PROBLEM DESCRIPTION -> Output all records below verbatim.

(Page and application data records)
_ _ _ _ _

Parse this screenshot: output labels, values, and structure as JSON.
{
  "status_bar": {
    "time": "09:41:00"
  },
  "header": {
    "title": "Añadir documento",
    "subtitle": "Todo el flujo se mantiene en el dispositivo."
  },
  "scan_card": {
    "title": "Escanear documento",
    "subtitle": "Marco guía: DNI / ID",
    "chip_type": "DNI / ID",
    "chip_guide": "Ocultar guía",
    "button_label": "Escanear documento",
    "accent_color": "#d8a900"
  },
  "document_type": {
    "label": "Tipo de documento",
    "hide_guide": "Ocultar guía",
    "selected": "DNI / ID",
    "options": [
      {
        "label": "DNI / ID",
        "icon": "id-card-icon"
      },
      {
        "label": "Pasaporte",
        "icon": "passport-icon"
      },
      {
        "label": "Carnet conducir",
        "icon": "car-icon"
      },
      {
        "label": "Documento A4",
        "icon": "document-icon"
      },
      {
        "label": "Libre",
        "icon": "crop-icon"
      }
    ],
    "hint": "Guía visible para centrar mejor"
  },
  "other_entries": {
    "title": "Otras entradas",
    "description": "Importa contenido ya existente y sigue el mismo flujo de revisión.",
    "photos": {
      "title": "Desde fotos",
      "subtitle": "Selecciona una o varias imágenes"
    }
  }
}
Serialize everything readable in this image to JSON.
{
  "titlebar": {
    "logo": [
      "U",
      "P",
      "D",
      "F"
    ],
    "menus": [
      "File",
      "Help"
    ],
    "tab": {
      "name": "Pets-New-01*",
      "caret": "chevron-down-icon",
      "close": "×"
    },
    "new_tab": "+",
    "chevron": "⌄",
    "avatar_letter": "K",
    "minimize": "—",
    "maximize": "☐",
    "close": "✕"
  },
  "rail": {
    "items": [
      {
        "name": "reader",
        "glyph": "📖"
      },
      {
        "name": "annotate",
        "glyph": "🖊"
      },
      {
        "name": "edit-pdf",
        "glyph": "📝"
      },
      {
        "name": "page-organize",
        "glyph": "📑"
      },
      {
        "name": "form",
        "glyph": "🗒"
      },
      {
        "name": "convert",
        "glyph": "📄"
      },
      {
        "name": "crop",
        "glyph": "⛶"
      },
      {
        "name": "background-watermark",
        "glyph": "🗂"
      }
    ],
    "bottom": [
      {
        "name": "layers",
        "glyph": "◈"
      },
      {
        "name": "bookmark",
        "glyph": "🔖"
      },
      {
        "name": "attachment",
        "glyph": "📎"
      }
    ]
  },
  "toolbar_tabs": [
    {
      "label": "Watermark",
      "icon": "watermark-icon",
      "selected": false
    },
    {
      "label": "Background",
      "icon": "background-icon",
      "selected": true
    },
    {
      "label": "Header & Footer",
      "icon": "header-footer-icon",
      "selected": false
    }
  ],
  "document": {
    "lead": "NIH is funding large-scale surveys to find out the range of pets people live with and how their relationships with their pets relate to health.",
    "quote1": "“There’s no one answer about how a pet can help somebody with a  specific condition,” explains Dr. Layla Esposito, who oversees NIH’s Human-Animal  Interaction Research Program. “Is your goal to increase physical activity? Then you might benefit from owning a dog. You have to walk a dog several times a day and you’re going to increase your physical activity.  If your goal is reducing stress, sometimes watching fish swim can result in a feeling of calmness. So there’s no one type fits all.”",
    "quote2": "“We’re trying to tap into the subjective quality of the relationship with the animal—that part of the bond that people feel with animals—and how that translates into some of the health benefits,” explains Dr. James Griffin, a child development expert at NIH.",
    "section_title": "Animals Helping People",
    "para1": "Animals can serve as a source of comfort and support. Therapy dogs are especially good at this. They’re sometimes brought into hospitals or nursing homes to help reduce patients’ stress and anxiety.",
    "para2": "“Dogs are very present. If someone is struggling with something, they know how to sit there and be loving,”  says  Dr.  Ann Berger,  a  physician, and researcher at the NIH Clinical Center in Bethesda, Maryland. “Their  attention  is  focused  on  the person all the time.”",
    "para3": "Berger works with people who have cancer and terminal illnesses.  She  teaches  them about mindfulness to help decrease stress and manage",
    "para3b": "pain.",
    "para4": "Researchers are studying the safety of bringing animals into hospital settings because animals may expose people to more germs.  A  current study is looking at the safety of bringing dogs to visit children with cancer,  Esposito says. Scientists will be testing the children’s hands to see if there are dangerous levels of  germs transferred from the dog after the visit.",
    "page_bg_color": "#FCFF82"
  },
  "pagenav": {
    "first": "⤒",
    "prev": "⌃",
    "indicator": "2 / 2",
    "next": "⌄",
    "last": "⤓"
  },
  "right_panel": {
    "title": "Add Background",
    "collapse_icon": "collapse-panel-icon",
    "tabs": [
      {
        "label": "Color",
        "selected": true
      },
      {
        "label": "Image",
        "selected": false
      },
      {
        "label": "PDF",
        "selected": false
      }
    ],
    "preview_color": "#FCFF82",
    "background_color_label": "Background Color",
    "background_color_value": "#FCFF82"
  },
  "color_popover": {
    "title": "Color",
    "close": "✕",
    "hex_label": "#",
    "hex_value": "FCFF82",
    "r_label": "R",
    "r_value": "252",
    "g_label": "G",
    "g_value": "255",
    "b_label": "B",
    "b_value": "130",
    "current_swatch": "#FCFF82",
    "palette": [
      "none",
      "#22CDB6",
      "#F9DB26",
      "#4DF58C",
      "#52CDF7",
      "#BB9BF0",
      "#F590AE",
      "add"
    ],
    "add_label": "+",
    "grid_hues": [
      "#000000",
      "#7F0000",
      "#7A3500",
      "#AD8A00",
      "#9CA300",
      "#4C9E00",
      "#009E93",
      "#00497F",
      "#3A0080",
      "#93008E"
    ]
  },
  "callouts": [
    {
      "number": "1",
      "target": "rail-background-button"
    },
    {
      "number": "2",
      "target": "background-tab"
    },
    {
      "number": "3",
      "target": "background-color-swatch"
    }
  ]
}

_ _ _ _ _

OUTPUT OF THE EXERCISE ->
Parse this screenshot: output labels, values, and structure as JSON.
{
  "status_bar": {
    "time": "09:41:00"
  },
  "header": {
    "title": "Añadir documento",
    "subtitle": "Todo el flujo se mantiene en el dispositivo."
  },
  "scan_card": {
    "title": "Escanear documento",
    "subtitle": "Marco guía: DNI / ID",
    "chip_type": "DNI / ID",
    "chip_guide": "Ocultar guía",
    "button_label": "Escanear documento",
    "accent_color": "#d8a900"
  },
  "document_type": {
    "label": "Tipo de documento",
    "hide_guide": "Ocultar guía",
    "selected": "DNI / ID",
    "options": [
      {
        "label": "DNI / ID",
        "icon": "id-card-icon"
      },
      {
        "label": "Pasaporte",
        "icon": "passport-icon"
      },
      {
        "label": "Carnet conducir",
        "icon": "car-icon"
      },
      {
        "label": "Documento A4",
        "icon": "document-icon"
      },
      {
        "label": "Libre",
        "icon": "crop-icon"
      }
    ],
    "hint": "Guía visible para centrar mejor"
  },
  "other_entries": {
    "title": "Otras entradas",
    "description": "Importa contenido ya existente y sigue el mismo flujo de revisión.",
    "photos": {
      "title": "Desde fotos",
      "subtitle": "Selecciona una o varias imágenes"
    }
  }
}
Serialize everything readable in this image to JSON.
{
  "titlebar": {
    "logo": [
      "U",
      "P",
      "D",
      "F"
    ],
    "menus": [
      "File",
      "Help"
    ],
    "tab": {
      "name": "Pets-New-01*",
      "caret": "chevron-down-icon",
      "close": "×"
    },
    "new_tab": "+",
    "chevron": "⌄",
    "avatar_letter": "K",
    "minimize": "—",
    "maximize": "☐",
    "close": "✕"
  },
  "rail": {
    "items": [
      {
        "name": "reader",
        "glyph": "📖"
      },
      {
        "name": "annotate",
        "glyph": "🖊"
      },
      {
        "name": "edit-pdf",
        "glyph": "📝"
      },
      {
        "name": "page-organize",
        "glyph": "📑"
      },
      {
        "name": "form",
        "glyph": "🗒"
      },
      {
        "name": "convert",
        "glyph": "📄"
      },
      {
        "name": "crop",
        "glyph": "⛶"
      },
      {
        "name": "background-watermark",
        "glyph": "🗂"
      }
    ],
    "bottom": [
      {
        "name": "layers",
        "glyph": "◈"
      },
      {
        "name": "bookmark",
        "glyph": "🔖"
      },
      {
        "name": "attachment",
        "glyph": "📎"
      }
    ]
  },
  "toolbar_tabs": [
    {
      "label": "Watermark",
      "icon": "watermark-icon",
      "selected": false
    },
    {
      "label": "Background",
      "icon": "background-icon",
      "selected": true
    },
    {
      "label": "Header & Footer",
      "icon": "header-footer-icon",
      "selected": false
    }
  ],
  "document": {
    "lead": "NIH is funding large-scale surveys to find out the range of pets people live with and how their relationships with their pets relate to health.",
    "quote1": "“There’s no one answer about how a pet can help somebody with a  specific condition,” explains Dr. Layla Esposito, who oversees NIH’s Human-Animal  Interaction Research Program. “Is your goal to increase physical activity? Then you might benefit from owning a dog. You have to walk a dog several times a day and you’re going to increase your physical activity.  If your goal is reducing stress, sometimes watching fish swim can result in a feeling of calmness. So there’s no one type fits all.”",
    "quote2": "“We’re trying to tap into the subjective quality of the relationship with the animal—that part of the bond that people feel with animals—and how that translates into some of the health benefits,” explains Dr. James Griffin, a child development expert at NIH.",
    "section_title": "Animals Helping People",
    "para1": "Animals can serve as a source of comfort and support. Therapy dogs are especially good at this. They’re sometimes brought into hospitals or nursing homes to help reduce patients’ stress and anxiety.",
    "para2": "“Dogs are very present. If someone is struggling with something, they know how to sit there and be loving,”  says  Dr.  Ann Berger,  a  physician, and researcher at the NIH Clinical Center in Bethesda, Maryland. “Their  attention  is  focused  on  the person all the time.”",
    "para3": "Berger works with people who have cancer and terminal illnesses.  She  teaches  them about mindfulness to help decrease stress and manage",
    "para3b": "pain.",
    "para4": "Researchers are studying the safety of bringing animals into hospital settings because animals may expose people to more germs.  A  current study is looking at the safety of bringing dogs to visit children with cancer,  Esposito says. Scientists will be testing the children’s hands to see if there are dangerous levels of  germs transferred from the dog after the visit.",
    "page_bg_color": "#FCFF82"
  },
  "pagenav": {
    "first": "⤒",
    "prev": "⌃",
    "indicator": "2 / 2",
    "next": "⌄",
    "last": "⤓"
  },
  "right_panel": {
    "title": "Add Background",
    "collapse_icon": "collapse-panel-icon",
    "tabs": [
      {
        "label": "Color",
        "selected": true
      },
      {
        "label": "Image",
        "selected": false
      },
      {
        "label": "PDF",
        "selected": false
      }
    ],
    "preview_color": "#FCFF82",
    "background_color_label": "Background Color",
    "background_color_value": "#FCFF82"
  },
  "color_popover": {
    "title": "Color",
    "close": "✕",
    "hex_label": "#",
    "hex_value": "FCFF82",
    "r_label": "R",
    "r_value": "252",
    "g_label": "G",
    "g_value": "255",
    "b_label": "B",
    "b_value": "130",
    "current_swatch": "#FCFF82",
    "palette": [
      "none",
      "#22CDB6",
      "#F9DB26",
      "#4DF58C",
      "#52CDF7",
      "#BB9BF0",
      "#F590AE",
      "add"
    ],
    "add_label": "+",
    "grid_hues": [
      "#000000",
      "#7F0000",
      "#7A3500",
      "#AD8A00",
      "#9CA300",
      "#4C9E00",
      "#009E93",
      "#00497F",
      "#3A0080",
      "#93008E"
    ]
  },
  "callouts": [
    {
      "number": "1",
      "target": "rail-background-button"
    },
    {
      "number": "2",
      "target": "background-tab"
    },
    {
      "number": "3",
      "target": "background-color-swatch"
    }
  ]
}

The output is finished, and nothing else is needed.